* _The request_
Read the records below and copy each line that contains "orden".

* _Task data_
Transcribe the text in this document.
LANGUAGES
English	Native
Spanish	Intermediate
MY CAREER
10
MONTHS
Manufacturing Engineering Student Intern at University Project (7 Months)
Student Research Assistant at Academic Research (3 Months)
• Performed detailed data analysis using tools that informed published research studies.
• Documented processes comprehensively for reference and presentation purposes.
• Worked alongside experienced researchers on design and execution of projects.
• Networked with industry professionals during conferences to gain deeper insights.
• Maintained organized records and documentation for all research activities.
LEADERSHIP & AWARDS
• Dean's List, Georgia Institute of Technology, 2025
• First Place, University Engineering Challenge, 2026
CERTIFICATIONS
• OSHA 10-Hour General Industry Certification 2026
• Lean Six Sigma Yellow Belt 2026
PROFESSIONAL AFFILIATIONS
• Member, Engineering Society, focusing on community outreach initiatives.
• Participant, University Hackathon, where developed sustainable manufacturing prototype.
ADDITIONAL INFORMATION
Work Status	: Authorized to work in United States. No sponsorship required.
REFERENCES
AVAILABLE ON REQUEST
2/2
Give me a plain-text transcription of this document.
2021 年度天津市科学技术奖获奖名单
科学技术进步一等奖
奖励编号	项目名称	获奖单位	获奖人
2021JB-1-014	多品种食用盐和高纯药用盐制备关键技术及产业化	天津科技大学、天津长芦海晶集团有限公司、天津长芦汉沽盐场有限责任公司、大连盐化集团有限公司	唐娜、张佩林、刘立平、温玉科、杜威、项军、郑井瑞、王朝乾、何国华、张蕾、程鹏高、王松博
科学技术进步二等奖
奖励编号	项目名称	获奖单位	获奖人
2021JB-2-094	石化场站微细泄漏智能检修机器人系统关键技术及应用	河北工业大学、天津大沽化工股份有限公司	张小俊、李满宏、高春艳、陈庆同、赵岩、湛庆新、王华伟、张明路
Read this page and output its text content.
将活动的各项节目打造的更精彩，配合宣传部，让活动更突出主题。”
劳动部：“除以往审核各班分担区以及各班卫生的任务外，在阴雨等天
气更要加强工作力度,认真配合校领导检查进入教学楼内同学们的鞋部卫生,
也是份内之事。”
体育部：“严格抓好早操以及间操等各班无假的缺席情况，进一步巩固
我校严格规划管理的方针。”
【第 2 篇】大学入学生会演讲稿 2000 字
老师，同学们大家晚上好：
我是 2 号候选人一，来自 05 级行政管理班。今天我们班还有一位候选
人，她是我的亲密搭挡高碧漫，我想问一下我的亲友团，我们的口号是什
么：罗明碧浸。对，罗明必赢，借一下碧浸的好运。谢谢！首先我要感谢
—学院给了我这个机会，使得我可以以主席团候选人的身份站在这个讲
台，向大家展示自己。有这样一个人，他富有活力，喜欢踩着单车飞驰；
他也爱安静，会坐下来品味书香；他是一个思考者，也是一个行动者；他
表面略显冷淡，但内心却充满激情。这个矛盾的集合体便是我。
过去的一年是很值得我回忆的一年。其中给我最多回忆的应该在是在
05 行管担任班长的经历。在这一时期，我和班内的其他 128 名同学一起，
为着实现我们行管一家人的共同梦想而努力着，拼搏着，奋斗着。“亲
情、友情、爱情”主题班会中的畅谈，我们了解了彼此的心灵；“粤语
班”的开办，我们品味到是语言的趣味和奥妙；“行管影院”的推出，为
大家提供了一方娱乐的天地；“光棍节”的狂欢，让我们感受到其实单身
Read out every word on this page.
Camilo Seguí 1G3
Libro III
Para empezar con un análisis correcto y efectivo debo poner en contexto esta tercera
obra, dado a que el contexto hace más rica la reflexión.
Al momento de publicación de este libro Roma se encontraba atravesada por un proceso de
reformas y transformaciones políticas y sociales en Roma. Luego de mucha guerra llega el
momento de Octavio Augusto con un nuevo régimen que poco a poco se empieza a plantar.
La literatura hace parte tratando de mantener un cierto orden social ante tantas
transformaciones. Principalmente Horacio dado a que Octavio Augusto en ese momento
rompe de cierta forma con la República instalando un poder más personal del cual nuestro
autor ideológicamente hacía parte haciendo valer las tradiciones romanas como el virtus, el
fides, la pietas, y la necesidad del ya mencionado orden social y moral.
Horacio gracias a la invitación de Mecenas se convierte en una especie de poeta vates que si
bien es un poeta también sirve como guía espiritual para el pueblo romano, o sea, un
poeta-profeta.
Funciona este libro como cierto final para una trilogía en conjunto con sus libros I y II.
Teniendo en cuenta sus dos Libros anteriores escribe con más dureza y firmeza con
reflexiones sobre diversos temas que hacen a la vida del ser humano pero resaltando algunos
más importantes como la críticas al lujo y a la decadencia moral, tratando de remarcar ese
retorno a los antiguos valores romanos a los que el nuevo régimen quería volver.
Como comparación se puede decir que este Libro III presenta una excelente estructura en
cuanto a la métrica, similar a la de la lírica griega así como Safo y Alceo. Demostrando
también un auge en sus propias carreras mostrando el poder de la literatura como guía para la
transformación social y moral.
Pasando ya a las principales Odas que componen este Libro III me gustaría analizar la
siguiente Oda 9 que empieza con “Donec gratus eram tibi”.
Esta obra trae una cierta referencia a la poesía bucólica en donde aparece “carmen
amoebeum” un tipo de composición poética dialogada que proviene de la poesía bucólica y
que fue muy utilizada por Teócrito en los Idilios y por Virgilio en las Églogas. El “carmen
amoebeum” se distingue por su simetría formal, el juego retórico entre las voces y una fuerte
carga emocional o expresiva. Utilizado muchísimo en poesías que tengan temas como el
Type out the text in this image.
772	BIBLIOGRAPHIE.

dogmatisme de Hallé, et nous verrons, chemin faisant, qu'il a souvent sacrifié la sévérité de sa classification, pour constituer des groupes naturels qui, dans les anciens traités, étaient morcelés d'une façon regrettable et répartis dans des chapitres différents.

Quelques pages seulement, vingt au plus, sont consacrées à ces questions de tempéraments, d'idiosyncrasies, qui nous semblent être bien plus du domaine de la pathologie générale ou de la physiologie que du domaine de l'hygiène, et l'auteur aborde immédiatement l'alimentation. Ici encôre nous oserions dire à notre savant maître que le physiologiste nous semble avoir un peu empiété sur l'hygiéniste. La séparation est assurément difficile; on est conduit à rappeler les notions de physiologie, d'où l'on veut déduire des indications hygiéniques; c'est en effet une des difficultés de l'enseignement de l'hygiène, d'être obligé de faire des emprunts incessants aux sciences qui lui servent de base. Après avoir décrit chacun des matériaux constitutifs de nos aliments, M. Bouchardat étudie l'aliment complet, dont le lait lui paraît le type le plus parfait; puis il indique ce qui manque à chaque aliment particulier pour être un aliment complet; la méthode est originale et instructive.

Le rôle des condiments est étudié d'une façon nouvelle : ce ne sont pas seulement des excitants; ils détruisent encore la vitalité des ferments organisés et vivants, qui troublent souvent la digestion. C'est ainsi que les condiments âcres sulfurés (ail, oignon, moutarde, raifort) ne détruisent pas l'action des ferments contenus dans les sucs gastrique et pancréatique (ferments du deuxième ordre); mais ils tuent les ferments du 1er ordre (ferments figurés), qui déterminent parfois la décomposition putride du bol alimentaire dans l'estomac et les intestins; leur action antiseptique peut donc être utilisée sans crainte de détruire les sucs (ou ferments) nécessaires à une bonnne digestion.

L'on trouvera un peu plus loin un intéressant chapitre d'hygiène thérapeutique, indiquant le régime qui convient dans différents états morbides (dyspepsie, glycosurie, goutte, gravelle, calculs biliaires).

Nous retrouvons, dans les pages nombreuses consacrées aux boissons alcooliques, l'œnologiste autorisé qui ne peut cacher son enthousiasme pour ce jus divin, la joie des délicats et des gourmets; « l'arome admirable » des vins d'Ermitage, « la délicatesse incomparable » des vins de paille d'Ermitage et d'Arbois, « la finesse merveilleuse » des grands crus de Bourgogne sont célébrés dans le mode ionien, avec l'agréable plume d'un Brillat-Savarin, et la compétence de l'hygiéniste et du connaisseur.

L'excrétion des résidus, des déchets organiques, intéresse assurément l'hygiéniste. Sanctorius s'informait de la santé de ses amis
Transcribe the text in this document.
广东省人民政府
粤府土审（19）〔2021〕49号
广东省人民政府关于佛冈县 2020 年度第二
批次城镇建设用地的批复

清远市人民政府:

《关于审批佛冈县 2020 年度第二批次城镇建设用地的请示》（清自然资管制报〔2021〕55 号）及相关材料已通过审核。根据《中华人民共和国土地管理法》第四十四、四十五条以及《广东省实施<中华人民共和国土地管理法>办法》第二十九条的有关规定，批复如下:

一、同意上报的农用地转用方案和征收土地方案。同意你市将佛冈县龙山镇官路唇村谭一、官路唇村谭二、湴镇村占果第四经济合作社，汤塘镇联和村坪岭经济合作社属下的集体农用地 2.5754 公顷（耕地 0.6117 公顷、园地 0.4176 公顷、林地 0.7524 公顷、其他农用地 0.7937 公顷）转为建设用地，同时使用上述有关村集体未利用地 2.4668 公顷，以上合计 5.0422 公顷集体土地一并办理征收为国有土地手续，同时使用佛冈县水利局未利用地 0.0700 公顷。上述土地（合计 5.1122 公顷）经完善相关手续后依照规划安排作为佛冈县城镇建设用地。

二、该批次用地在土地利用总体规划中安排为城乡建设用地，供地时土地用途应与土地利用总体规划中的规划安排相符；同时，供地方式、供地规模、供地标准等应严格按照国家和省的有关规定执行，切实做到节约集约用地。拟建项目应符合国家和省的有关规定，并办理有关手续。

* _Response to the task_
La literatura hace parte tratando de mantener un cierto orden social ante tantas
fides, la pietas, y la necesidad del ya mencionado orden social y moral.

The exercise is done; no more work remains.